### TASK OBJECTIVE
Repeat each entry exactly and drop the pictures.

### RECORD SET

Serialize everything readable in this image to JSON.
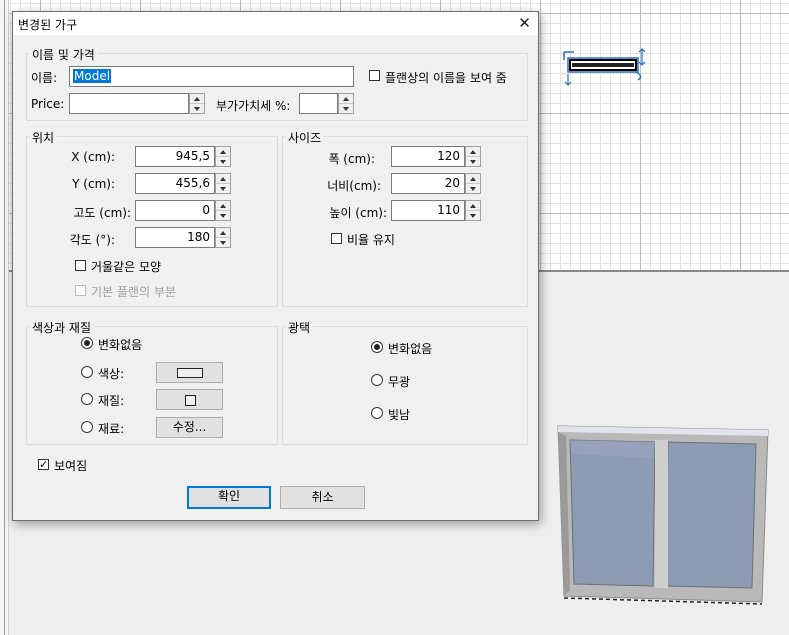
{
  "dialog": {
    "title": "변경된 가구",
    "close_glyph": "✕",
    "name_price": {
      "legend": "이름 및 가격",
      "name_label": "이름:",
      "name_value": "Model",
      "show_name_label": "플랜상의 이름을 보여 줌",
      "show_name_checked": false,
      "price_label": "Price:",
      "price_value": "",
      "vat_label": "부가가치세 %:",
      "vat_value": ""
    },
    "location": {
      "legend": "위치",
      "x_label": "X (cm):",
      "x_value": "945,5",
      "y_label": "Y (cm):",
      "y_value": "455,6",
      "elev_label": "고도 (cm):",
      "elev_value": "0",
      "angle_label": "각도 (°):",
      "angle_value": "180",
      "mirror_label": "거울같은 모양",
      "mirror_checked": false,
      "base_plan_label": "기본 플랜의 부분",
      "base_plan_enabled": false
    },
    "size": {
      "legend": "사이즈",
      "width_label": "폭 (cm):",
      "width_value": "120",
      "depth_label": "너비(cm):",
      "depth_value": "20",
      "height_label": "높이 (cm):",
      "height_value": "110",
      "keep_ratio_label": "비율 유지",
      "keep_ratio_checked": false
    },
    "color_material": {
      "legend": "색상과 재질",
      "unchanged_label": "변화없음",
      "color_label": "색상:",
      "texture_label": "재질:",
      "materials_label": "재료:",
      "modify_button": "수정...",
      "selected": "unchanged"
    },
    "shininess": {
      "legend": "광택",
      "unchanged_label": "변화없음",
      "matte_label": "무광",
      "shiny_label": "빛남",
      "selected": "unchanged"
    },
    "visible_label": "보여짐",
    "visible_checked": true,
    "ok_button": "확인",
    "cancel_button": "취소"
  },
  "colors": {
    "accent": "#0078d7",
    "plan_background": "#ffffff",
    "view3d_background": "#eeeeee",
    "window_frame": "#b9b9b9",
    "window_glass": "#8e9bb5"
  }
}
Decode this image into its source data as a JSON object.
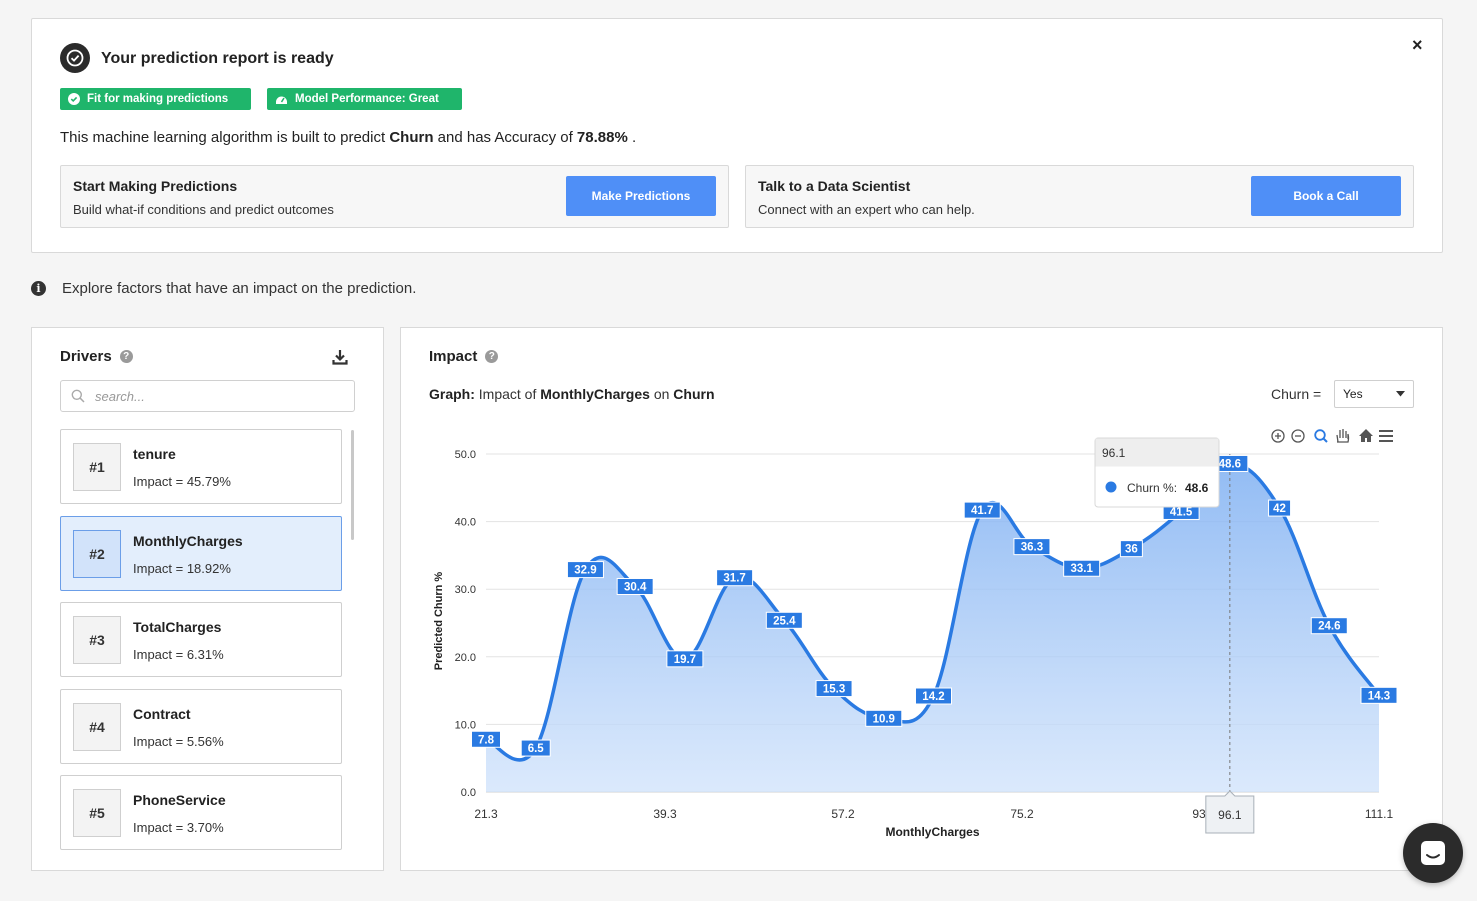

### RESPONSE BELOW
Serialize everything readable in this image to JSON.
{
  "dialog": {
    "title": "변경된 가구",
    "close_glyph": "✕",
    "name_price": {
      "legend": "이름 및 가격",
      "name_label": "이름:",
      "name_value": "Model",
      "show_name_label": "플랜상의 이름을 보여 줌",
      "show_name_checked": false,
      "price_label": "Price:",
      "price_value": "",
      "vat_label": "부가가치세 %:",
      "vat_value": ""
    },
    "location": {
      "legend": "위치",
      "x_label": "X (cm):",
      "x_value": "945,5",
      "y_label": "Y (cm):",
      "y_value": "455,6",
      "elev_label": "고도 (cm):",
      "elev_value": "0",
      "angle_label": "각도 (°):",
      "angle_value": "180",
      "mirror_label": "거울같은 모양",
      "mirror_checked": false,
      "base_plan_label": "기본 플랜의 부분",
      "base_plan_enabled": false
    },
    "size": {
      "legend": "사이즈",
      "width_label": "폭 (cm):",
      "width_value": "120",
      "depth_label": "너비(cm):",
      "depth_value": "20",
      "height_label": "높이 (cm):",
      "height_value": "110",
      "keep_ratio_label": "비율 유지",
      "keep_ratio_checked": false
    },
    "color_material": {
      "legend": "색상과 재질",
      "unchanged_label": "변화없음",
      "color_label": "색상:",
      "texture_label": "재질:",
      "materials_label": "재료:",
      "modify_button": "수정...",
      "selected": "unchanged"
    },
    "shininess": {
      "legend": "광택",
      "unchanged_label": "변화없음",
      "matte_label": "무광",
      "shiny_label": "빛남",
      "selected": "unchanged"
    },
    "visible_label": "보여짐",
    "visible_checked": true,
    "ok_button": "확인",
    "cancel_button": "취소"
  },
  "colors": {
    "accent": "#0078d7",
    "plan_background": "#ffffff",
    "view3d_background": "#eeeeee",
    "window_frame": "#b9b9b9",
    "window_glass": "#8e9bb5"
  }
}
Decode this image into its source data as a JSON object.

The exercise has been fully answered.